What this task involves: Identify each line containing the word "Total" and copy it.

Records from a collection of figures
--- START ---

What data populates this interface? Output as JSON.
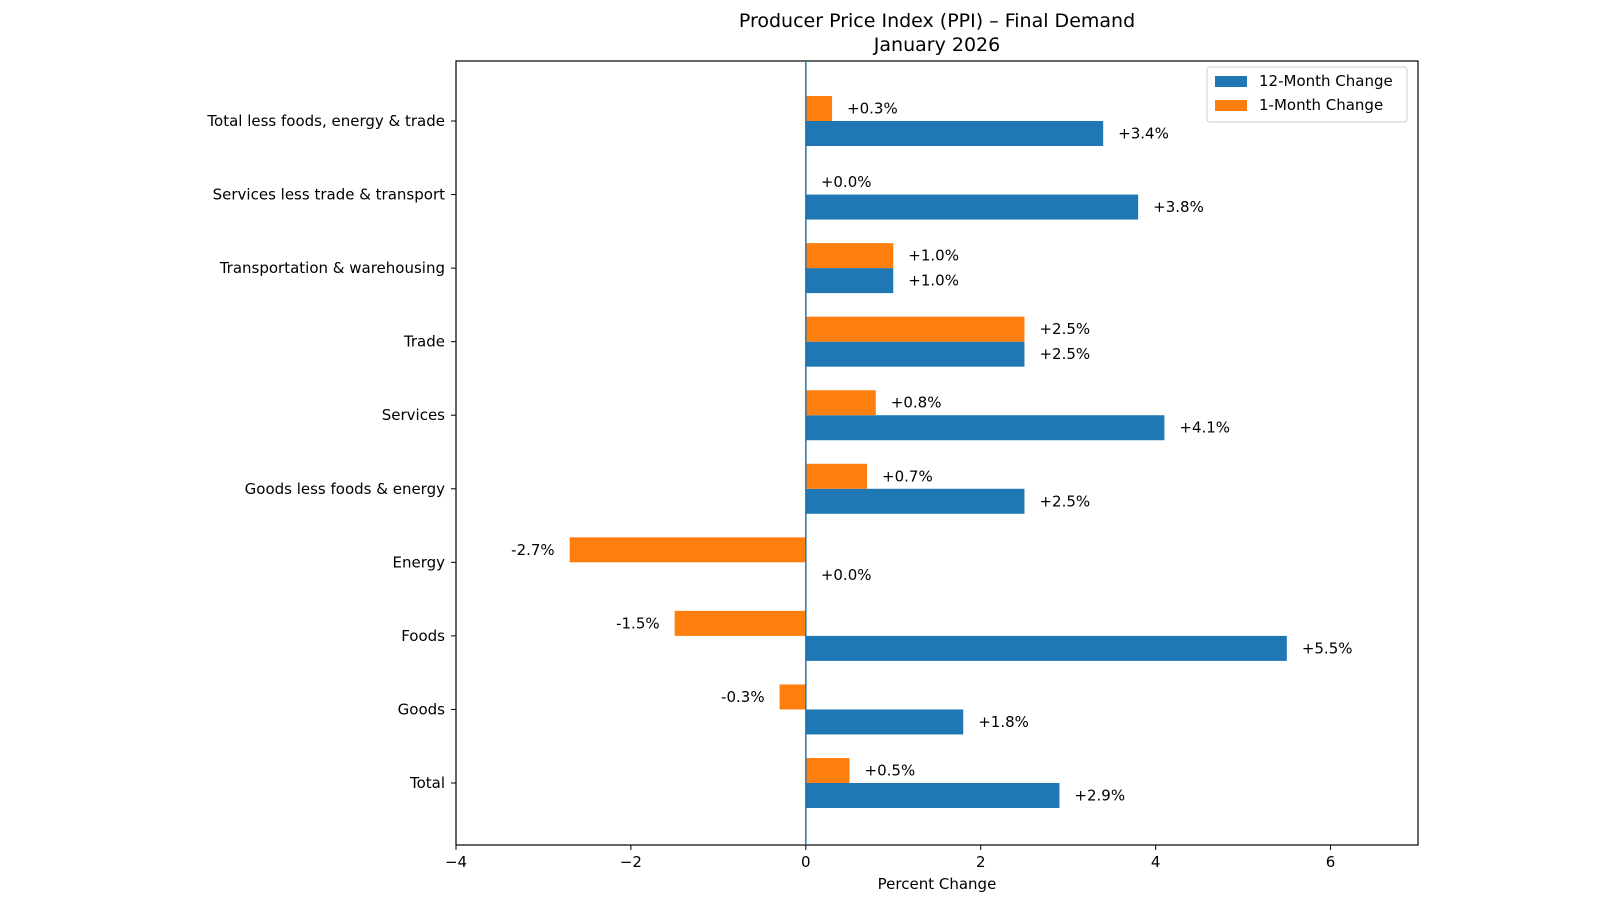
{
  "chart_data": {
    "type": "bar",
    "orientation": "horizontal",
    "title": "Producer Price Index (PPI) – Final Demand",
    "subtitle": "January 2026",
    "xlabel": "Percent Change",
    "ylabel": "",
    "xlim": [
      -4,
      7
    ],
    "xticks": [
      -4,
      -2,
      0,
      2,
      4,
      6
    ],
    "xtick_labels": [
      "−4",
      "−2",
      "0",
      "2",
      "4",
      "6"
    ],
    "grid": false,
    "legend_position": "top-right",
    "categories": [
      "Total",
      "Goods",
      "Foods",
      "Energy",
      "Goods less foods & energy",
      "Services",
      "Trade",
      "Transportation & warehousing",
      "Services less trade & transport",
      "Total less foods, energy & trade"
    ],
    "series": [
      {
        "name": "12-Month Change",
        "color": "#1f77b4",
        "values": [
          2.9,
          1.8,
          5.5,
          0.0,
          2.5,
          4.1,
          2.5,
          1.0,
          3.8,
          3.4
        ],
        "labels": [
          "+2.9%",
          "+1.8%",
          "+5.5%",
          "+0.0%",
          "+2.5%",
          "+4.1%",
          "+2.5%",
          "+1.0%",
          "+3.8%",
          "+3.4%"
        ]
      },
      {
        "name": "1-Month Change",
        "color": "#ff7f0e",
        "values": [
          0.5,
          -0.3,
          -1.5,
          -2.7,
          0.7,
          0.8,
          2.5,
          1.0,
          0.0,
          0.3
        ],
        "labels": [
          "+0.5%",
          "-0.3%",
          "-1.5%",
          "-2.7%",
          "+0.7%",
          "+0.8%",
          "+2.5%",
          "+1.0%",
          "+0.0%",
          "+0.3%"
        ]
      }
    ],
    "zero_line_color": "#1f77b4"
  }
}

--- END ---

Response to this task:
      "Total",
      "Total less foods, energy & trade"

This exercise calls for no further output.